- **Written request 1**:
Copy the rows word for word, from the first row through the row containing "316, 258, 328]".

- **Quoted text**:
------------------------------------

‘The Kid’ is ageless
More than 80 years after “The Kid” was released, both the film and the child star whose career it launched, Jackie Coogan, still prove irresistible.
The 1921 movie will be shown Friday to kick off the second part of UCLA Film Archive’s Charlie Chaplin series, which examines Chaplin’s career from 1921 to ’57.
For the record:
12:00 AM, Feb. 20, 2004 For The Record
Los Angeles Times Friday February 20, 2004 Home Edition Main News Part A Page 2 National Desk 1 inches; 42 words Type of Material: Correction
Chaplin films -- An article in Thursday’s Calendar Weekend section about the screening of Charlie Chaplin movies at UCLA mistakenly said that “The Kid” and “A Woman of Paris” would be shown tonight. The films will be shown Saturday at 7:30 p.m.
Coogan plays a 5-year-old who had been abandoned shortly after birth and rescued by Chaplin’s Tramp. The child and his devoted foster father must survive by their wits. Chaplin keeps the inherent sentimentality of the material from becoming unduly saccharine with his formidable sense of humor and his characters’ impressive resilience. Above all, “The Kid,” which has the airy grace and exuberance of a ballet, endures because of Chaplin’s inimitable eloquence and impeccable timing.
“A Woman of Paris” (1923) was out of circulation for half a century until 1977, when Chaplin allowed Burt Schneider’s BBC Films to re-release his major features. The film was the first of the radical departures that confounded Chaplin’s public throughout his tempestuous career. Eager to prove himself a serious director and committed to fulfilling his promise to Edna Purviance, his lovely leading lady in 35 early comedies, Chaplin wrote the drama -- which was in the vanguard of post-World War I cinema -- especially for her. He also wanted to disprove the notion that psychology could not be expressed on the silent screen, and he succeeded magnificently.

------------------------------------

- **Task material**:
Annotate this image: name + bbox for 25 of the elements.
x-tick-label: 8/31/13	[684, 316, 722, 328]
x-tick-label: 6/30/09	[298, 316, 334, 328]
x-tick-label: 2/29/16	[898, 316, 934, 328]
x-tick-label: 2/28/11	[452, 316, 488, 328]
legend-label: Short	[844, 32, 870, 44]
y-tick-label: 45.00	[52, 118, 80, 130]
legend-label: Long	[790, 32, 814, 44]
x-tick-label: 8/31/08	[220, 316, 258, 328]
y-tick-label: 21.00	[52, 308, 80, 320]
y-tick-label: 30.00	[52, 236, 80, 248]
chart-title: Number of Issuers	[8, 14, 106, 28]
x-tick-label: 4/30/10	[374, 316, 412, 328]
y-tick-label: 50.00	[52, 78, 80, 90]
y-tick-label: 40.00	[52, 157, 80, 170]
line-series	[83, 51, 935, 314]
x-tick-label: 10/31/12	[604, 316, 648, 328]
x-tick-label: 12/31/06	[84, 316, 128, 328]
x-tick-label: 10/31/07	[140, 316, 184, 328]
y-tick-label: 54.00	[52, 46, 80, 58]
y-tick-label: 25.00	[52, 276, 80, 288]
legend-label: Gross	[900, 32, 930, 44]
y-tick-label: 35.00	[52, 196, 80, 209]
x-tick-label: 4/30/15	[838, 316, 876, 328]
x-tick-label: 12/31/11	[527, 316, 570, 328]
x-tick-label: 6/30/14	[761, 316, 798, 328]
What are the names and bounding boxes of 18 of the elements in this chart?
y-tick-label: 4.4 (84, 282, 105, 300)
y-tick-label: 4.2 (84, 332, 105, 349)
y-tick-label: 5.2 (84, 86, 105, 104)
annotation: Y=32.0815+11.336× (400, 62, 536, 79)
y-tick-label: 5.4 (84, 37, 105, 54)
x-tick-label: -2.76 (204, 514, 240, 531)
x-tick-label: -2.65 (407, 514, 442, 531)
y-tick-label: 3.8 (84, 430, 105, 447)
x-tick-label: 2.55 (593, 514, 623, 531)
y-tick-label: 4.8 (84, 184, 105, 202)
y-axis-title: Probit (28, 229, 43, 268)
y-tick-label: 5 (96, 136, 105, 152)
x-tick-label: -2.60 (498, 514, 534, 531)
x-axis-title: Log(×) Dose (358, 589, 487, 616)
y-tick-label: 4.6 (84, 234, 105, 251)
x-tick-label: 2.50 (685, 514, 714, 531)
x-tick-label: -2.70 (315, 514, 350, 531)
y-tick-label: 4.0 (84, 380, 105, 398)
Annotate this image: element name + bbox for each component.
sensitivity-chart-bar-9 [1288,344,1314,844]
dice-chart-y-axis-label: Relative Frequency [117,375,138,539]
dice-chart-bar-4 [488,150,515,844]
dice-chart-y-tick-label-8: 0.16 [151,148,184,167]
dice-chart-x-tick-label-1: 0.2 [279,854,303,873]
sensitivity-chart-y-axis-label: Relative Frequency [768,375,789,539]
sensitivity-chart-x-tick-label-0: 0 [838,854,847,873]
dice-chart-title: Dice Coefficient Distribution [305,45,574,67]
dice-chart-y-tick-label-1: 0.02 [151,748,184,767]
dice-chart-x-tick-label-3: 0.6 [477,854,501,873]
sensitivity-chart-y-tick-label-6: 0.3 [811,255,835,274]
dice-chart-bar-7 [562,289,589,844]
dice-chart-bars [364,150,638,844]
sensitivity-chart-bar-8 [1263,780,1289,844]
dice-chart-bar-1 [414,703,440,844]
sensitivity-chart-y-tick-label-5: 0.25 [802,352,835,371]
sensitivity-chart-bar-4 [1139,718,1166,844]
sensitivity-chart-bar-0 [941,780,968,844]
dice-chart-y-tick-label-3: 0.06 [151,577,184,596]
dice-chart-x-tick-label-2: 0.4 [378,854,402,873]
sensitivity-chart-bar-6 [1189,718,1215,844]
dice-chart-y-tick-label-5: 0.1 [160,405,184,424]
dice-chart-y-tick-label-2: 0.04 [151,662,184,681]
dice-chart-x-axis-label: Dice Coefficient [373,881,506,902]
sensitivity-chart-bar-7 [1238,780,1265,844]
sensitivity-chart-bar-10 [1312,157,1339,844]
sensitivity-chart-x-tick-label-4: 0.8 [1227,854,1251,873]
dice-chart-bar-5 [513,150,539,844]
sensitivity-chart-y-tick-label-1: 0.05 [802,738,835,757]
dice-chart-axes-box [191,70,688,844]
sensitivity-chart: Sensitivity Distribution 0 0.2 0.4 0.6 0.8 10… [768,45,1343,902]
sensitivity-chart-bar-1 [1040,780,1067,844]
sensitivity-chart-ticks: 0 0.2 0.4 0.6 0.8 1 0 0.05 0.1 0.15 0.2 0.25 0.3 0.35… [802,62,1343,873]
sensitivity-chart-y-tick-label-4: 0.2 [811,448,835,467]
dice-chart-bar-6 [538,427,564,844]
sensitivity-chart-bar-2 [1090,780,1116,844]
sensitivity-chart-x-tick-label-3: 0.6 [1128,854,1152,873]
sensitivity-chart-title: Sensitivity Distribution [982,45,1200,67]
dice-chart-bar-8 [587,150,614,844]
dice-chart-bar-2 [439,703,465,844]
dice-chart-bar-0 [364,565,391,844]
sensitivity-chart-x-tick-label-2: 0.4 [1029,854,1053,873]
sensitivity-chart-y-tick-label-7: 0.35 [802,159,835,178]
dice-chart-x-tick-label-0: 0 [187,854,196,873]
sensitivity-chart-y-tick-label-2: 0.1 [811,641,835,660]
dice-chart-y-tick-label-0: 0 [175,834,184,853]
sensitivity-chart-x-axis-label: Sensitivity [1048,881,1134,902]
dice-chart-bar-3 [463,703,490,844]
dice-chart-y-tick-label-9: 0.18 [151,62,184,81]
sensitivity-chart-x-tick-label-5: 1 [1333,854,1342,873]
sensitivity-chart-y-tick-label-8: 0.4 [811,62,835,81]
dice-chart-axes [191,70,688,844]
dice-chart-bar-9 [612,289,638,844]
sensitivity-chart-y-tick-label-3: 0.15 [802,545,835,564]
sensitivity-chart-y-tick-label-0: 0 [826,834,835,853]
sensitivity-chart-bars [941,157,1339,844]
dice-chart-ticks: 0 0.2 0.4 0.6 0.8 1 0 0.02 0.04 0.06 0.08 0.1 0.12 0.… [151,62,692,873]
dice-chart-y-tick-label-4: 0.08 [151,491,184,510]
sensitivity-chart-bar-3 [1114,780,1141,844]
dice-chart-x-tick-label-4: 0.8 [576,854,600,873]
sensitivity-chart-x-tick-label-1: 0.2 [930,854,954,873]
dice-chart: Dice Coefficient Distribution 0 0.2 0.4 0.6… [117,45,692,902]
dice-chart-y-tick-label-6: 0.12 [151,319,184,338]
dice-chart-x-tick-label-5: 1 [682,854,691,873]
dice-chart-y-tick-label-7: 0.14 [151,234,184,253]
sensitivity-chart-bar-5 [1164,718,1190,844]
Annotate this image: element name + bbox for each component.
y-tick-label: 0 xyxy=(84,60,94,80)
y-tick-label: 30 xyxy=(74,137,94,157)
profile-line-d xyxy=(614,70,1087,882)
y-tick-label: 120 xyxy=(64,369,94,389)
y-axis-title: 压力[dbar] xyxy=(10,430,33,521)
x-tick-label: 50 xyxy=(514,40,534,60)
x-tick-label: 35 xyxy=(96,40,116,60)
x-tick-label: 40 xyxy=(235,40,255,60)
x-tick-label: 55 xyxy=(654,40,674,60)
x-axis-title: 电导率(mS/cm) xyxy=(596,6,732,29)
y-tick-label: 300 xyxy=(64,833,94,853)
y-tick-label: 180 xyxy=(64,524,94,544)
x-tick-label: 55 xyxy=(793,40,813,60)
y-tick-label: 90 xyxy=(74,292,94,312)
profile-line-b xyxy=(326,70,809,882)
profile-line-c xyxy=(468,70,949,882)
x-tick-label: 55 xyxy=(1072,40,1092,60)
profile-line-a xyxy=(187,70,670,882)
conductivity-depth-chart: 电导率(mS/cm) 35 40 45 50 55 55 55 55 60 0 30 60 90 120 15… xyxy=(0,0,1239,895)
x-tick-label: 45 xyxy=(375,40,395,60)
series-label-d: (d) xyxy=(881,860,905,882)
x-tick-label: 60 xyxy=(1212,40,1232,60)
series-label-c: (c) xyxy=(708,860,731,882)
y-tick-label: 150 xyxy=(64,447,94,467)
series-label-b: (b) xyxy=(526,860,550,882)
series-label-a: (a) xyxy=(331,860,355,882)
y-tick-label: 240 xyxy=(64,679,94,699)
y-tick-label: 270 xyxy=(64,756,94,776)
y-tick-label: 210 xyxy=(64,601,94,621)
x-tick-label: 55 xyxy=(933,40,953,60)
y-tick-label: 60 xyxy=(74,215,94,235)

------------------------------------

- **Written request 2**:
According to the article about "The Kid," in what year did "A Woman of Paris" return to circulation?

- **Exercise answer 1**:
Annotate this image: name + bbox for 25 of the elements.
x-tick-label: 8/31/13	[684, 316, 722, 328]
x-tick-label: 6/30/09	[298, 316, 334, 328]
x-tick-label: 2/29/16	[898, 316, 934, 328]
x-tick-label: 2/28/11	[452, 316, 488, 328]
legend-label: Short	[844, 32, 870, 44]
y-tick-label: 45.00	[52, 118, 80, 130]
legend-label: Long	[790, 32, 814, 44]
x-tick-label: 8/31/08	[220, 316, 258, 328]

- **Exercise answer 2**:
1977